> [Objective] Your task is to repeat all of the data exactly while excluding the pictures.

> [Data records]
------
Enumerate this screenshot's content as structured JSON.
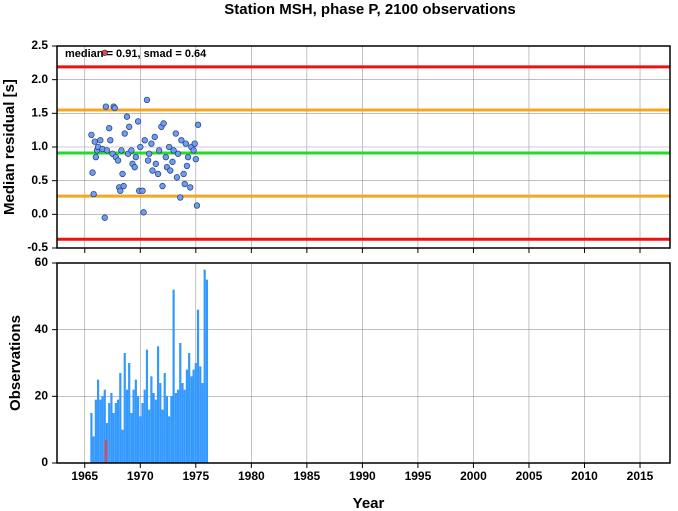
{
  "chart_data": [
    {
      "type": "scatter",
      "title": "Station MSH, phase P, 2100 observations",
      "annotation": "median = 0.91, smad = 0.64",
      "ylabel": "Median residual [s]",
      "xlim": [
        1962.5,
        2017.7
      ],
      "xticks": [
        1965,
        1970,
        1975,
        1980,
        1985,
        1990,
        1995,
        2000,
        2005,
        2010,
        2015
      ],
      "ylim": [
        -0.5,
        2.5
      ],
      "yticks": [
        2.5,
        {
          "value": 2,
          "label": "2.0"
        },
        1.5,
        {
          "value": 1,
          "label": "1.0"
        },
        0.5,
        {
          "value": 0,
          "label": "0.0"
        },
        -0.5
      ],
      "grid": true,
      "hlines": [
        {
          "value": 2.19,
          "color": "#ee1111"
        },
        {
          "value": 1.55,
          "color": "#f5a623"
        },
        {
          "value": 0.91,
          "color": "#22dd22"
        },
        {
          "value": 0.27,
          "color": "#f5a623"
        },
        {
          "value": -0.37,
          "color": "#ee1111"
        }
      ],
      "series": [
        {
          "color": "#6f9cf0",
          "x": [
            1965.6,
            1965.7,
            1965.8,
            1965.9,
            1966.0,
            1966.1,
            1966.2,
            1966.4,
            1966.6,
            1966.8,
            1966.9,
            1967.0,
            1967.2,
            1967.3,
            1967.5,
            1967.6,
            1967.7,
            1967.8,
            1968.0,
            1968.1,
            1968.2,
            1968.3,
            1968.4,
            1968.5,
            1968.6,
            1968.8,
            1968.9,
            1969.0,
            1969.2,
            1969.3,
            1969.5,
            1969.6,
            1969.8,
            1969.9,
            1970.0,
            1970.2,
            1970.3,
            1970.4,
            1970.6,
            1970.7,
            1970.8,
            1971.0,
            1971.1,
            1971.3,
            1971.4,
            1971.6,
            1971.7,
            1971.9,
            1972.0,
            1972.1,
            1972.3,
            1972.4,
            1972.6,
            1972.7,
            1972.9,
            1973.0,
            1973.2,
            1973.3,
            1973.4,
            1973.6,
            1973.7,
            1973.9,
            1974.0,
            1974.1,
            1974.2,
            1974.3,
            1974.5,
            1974.6,
            1974.8,
            1974.9,
            1975.0,
            1975.1,
            1975.2
          ],
          "values": [
            1.18,
            0.62,
            0.3,
            1.08,
            0.85,
            0.95,
            1.0,
            1.1,
            0.97,
            -0.05,
            1.6,
            0.95,
            1.28,
            1.1,
            0.9,
            1.6,
            1.58,
            0.85,
            0.8,
            0.4,
            0.35,
            0.95,
            0.6,
            0.42,
            1.2,
            1.45,
            0.9,
            1.3,
            0.95,
            0.75,
            0.7,
            0.85,
            1.38,
            0.35,
            1.0,
            0.35,
            0.03,
            1.1,
            1.7,
            0.8,
            0.9,
            1.05,
            0.65,
            1.15,
            0.75,
            0.6,
            0.95,
            1.3,
            0.42,
            1.35,
            0.85,
            0.7,
            1.0,
            0.65,
            0.78,
            0.95,
            1.2,
            0.55,
            0.9,
            0.25,
            1.1,
            0.6,
            0.45,
            1.05,
            0.72,
            0.85,
            0.4,
            1.0,
            0.95,
            1.05,
            0.82,
            0.13,
            1.33
          ]
        },
        {
          "color": "#ee4444",
          "x": [
            1966.8
          ],
          "values": [
            2.4
          ]
        }
      ]
    },
    {
      "type": "bar",
      "xlabel": "Year",
      "ylabel": "Observations",
      "xlim": [
        1962.5,
        2017.7
      ],
      "xticks": [
        1965,
        1970,
        1975,
        1980,
        1985,
        1990,
        1995,
        2000,
        2005,
        2010,
        2015
      ],
      "ylim": [
        0,
        60
      ],
      "yticks": [
        0,
        20,
        40,
        60
      ],
      "grid": true,
      "series": [
        {
          "color": "#3399ff",
          "x": [
            1965.6,
            1965.8,
            1966.0,
            1966.2,
            1966.4,
            1966.6,
            1966.8,
            1967.0,
            1967.2,
            1967.4,
            1967.6,
            1967.8,
            1968.0,
            1968.2,
            1968.4,
            1968.6,
            1968.8,
            1969.0,
            1969.2,
            1969.4,
            1969.6,
            1969.8,
            1970.0,
            1970.2,
            1970.4,
            1970.6,
            1970.8,
            1971.0,
            1971.2,
            1971.4,
            1971.6,
            1971.8,
            1972.0,
            1972.2,
            1972.4,
            1972.6,
            1972.8,
            1973.0,
            1973.2,
            1973.4,
            1973.6,
            1973.8,
            1974.0,
            1974.2,
            1974.4,
            1974.6,
            1974.8,
            1975.0,
            1975.2,
            1975.4,
            1975.6,
            1975.8,
            1976.0
          ],
          "values": [
            15,
            8,
            19,
            25,
            19,
            20,
            22,
            12,
            18,
            21,
            15,
            18,
            19,
            27,
            10,
            33,
            22,
            30,
            15,
            22,
            25,
            20,
            14,
            18,
            22,
            34,
            16,
            26,
            21,
            19,
            35,
            24,
            16,
            27,
            20,
            14,
            20,
            52,
            21,
            22,
            36,
            24,
            22,
            28,
            33,
            26,
            28,
            30,
            46,
            29,
            24,
            58,
            55
          ]
        },
        {
          "color": "#ee4444",
          "x": [
            1966.9
          ],
          "values": [
            7
          ]
        }
      ]
    }
  ]
}
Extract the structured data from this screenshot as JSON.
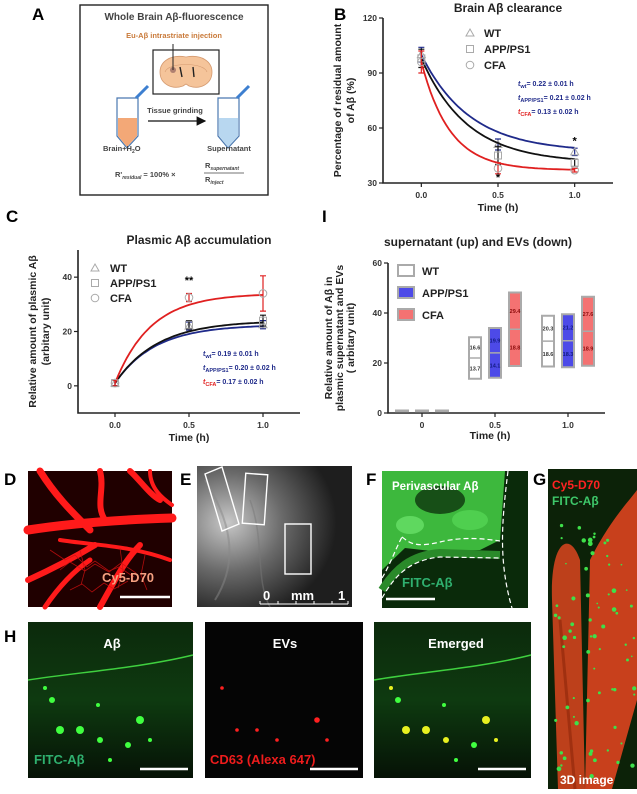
------
> [Answer]
Enumerate this screenshot's content as structured JSON.
{
  "chart_data": [
    {
      "type": "scatter",
      "title": "Station MSH, phase P, 2100 observations",
      "annotation": "median = 0.91, smad = 0.64",
      "ylabel": "Median residual [s]",
      "xlim": [
        1962.5,
        2017.7
      ],
      "xticks": [
        1965,
        1970,
        1975,
        1980,
        1985,
        1990,
        1995,
        2000,
        2005,
        2010,
        2015
      ],
      "ylim": [
        -0.5,
        2.5
      ],
      "yticks": [
        2.5,
        {
          "value": 2,
          "label": "2.0"
        },
        1.5,
        {
          "value": 1,
          "label": "1.0"
        },
        0.5,
        {
          "value": 0,
          "label": "0.0"
        },
        -0.5
      ],
      "grid": true,
      "hlines": [
        {
          "value": 2.19,
          "color": "#ee1111"
        },
        {
          "value": 1.55,
          "color": "#f5a623"
        },
        {
          "value": 0.91,
          "color": "#22dd22"
        },
        {
          "value": 0.27,
          "color": "#f5a623"
        },
        {
          "value": -0.37,
          "color": "#ee1111"
        }
      ],
      "series": [
        {
          "color": "#6f9cf0",
          "x": [
            1965.6,
            1965.7,
            1965.8,
            1965.9,
            1966.0,
            1966.1,
            1966.2,
            1966.4,
            1966.6,
            1966.8,
            1966.9,
            1967.0,
            1967.2,
            1967.3,
            1967.5,
            1967.6,
            1967.7,
            1967.8,
            1968.0,
            1968.1,
            1968.2,
            1968.3,
            1968.4,
            1968.5,
            1968.6,
            1968.8,
            1968.9,
            1969.0,
            1969.2,
            1969.3,
            1969.5,
            1969.6,
            1969.8,
            1969.9,
            1970.0,
            1970.2,
            1970.3,
            1970.4,
            1970.6,
            1970.7,
            1970.8,
            1971.0,
            1971.1,
            1971.3,
            1971.4,
            1971.6,
            1971.7,
            1971.9,
            1972.0,
            1972.1,
            1972.3,
            1972.4,
            1972.6,
            1972.7,
            1972.9,
            1973.0,
            1973.2,
            1973.3,
            1973.4,
            1973.6,
            1973.7,
            1973.9,
            1974.0,
            1974.1,
            1974.2,
            1974.3,
            1974.5,
            1974.6,
            1974.8,
            1974.9,
            1975.0,
            1975.1,
            1975.2
          ],
          "values": [
            1.18,
            0.62,
            0.3,
            1.08,
            0.85,
            0.95,
            1.0,
            1.1,
            0.97,
            -0.05,
            1.6,
            0.95,
            1.28,
            1.1,
            0.9,
            1.6,
            1.58,
            0.85,
            0.8,
            0.4,
            0.35,
            0.95,
            0.6,
            0.42,
            1.2,
            1.45,
            0.9,
            1.3,
            0.95,
            0.75,
            0.7,
            0.85,
            1.38,
            0.35,
            1.0,
            0.35,
            0.03,
            1.1,
            1.7,
            0.8,
            0.9,
            1.05,
            0.65,
            1.15,
            0.75,
            0.6,
            0.95,
            1.3,
            0.42,
            1.35,
            0.85,
            0.7,
            1.0,
            0.65,
            0.78,
            0.95,
            1.2,
            0.55,
            0.9,
            0.25,
            1.1,
            0.6,
            0.45,
            1.05,
            0.72,
            0.85,
            0.4,
            1.0,
            0.95,
            1.05,
            0.82,
            0.13,
            1.33
          ]
        },
        {
          "color": "#ee4444",
          "x": [
            1966.8
          ],
          "values": [
            2.4
          ]
        }
      ]
    },
    {
      "type": "bar",
      "xlabel": "Year",
      "ylabel": "Observations",
      "xlim": [
        1962.5,
        2017.7
      ],
      "xticks": [
        1965,
        1970,
        1975,
        1980,
        1985,
        1990,
        1995,
        2000,
        2005,
        2010,
        2015
      ],
      "ylim": [
        0,
        60
      ],
      "yticks": [
        0,
        20,
        40,
        60
      ],
      "grid": true,
      "series": [
        {
          "color": "#3399ff",
          "x": [
            1965.6,
            1965.8,
            1966.0,
            1966.2,
            1966.4,
            1966.6,
            1966.8,
            1967.0,
            1967.2,
            1967.4,
            1967.6,
            1967.8,
            1968.0,
            1968.2,
            1968.4,
            1968.6,
            1968.8,
            1969.0,
            1969.2,
            1969.4,
            1969.6,
            1969.8,
            1970.0,
            1970.2,
            1970.4,
            1970.6,
            1970.8,
            1971.0,
            1971.2,
            1971.4,
            1971.6,
            1971.8,
            1972.0,
            1972.2,
            1972.4,
            1972.6,
            1972.8,
            1973.0,
            1973.2,
            1973.4,
            1973.6,
            1973.8,
            1974.0,
            1974.2,
            1974.4,
            1974.6,
            1974.8,
            1975.0,
            1975.2,
            1975.4,
            1975.6,
            1975.8,
            1976.0
          ],
          "values": [
            15,
            8,
            19,
            25,
            19,
            20,
            22,
            12,
            18,
            21,
            15,
            18,
            19,
            27,
            10,
            33,
            22,
            30,
            15,
            22,
            25,
            20,
            14,
            18,
            22,
            34,
            16,
            26,
            21,
            19,
            35,
            24,
            16,
            27,
            20,
            14,
            20,
            52,
            21,
            22,
            36,
            24,
            22,
            28,
            33,
            26,
            28,
            30,
            46,
            29,
            24,
            58,
            55
          ]
        },
        {
          "color": "#ee4444",
          "x": [
            1966.9
          ],
          "values": [
            7
          ]
        }
      ]
    }
  ]
}
Extract the structured data from this screenshot as JSON.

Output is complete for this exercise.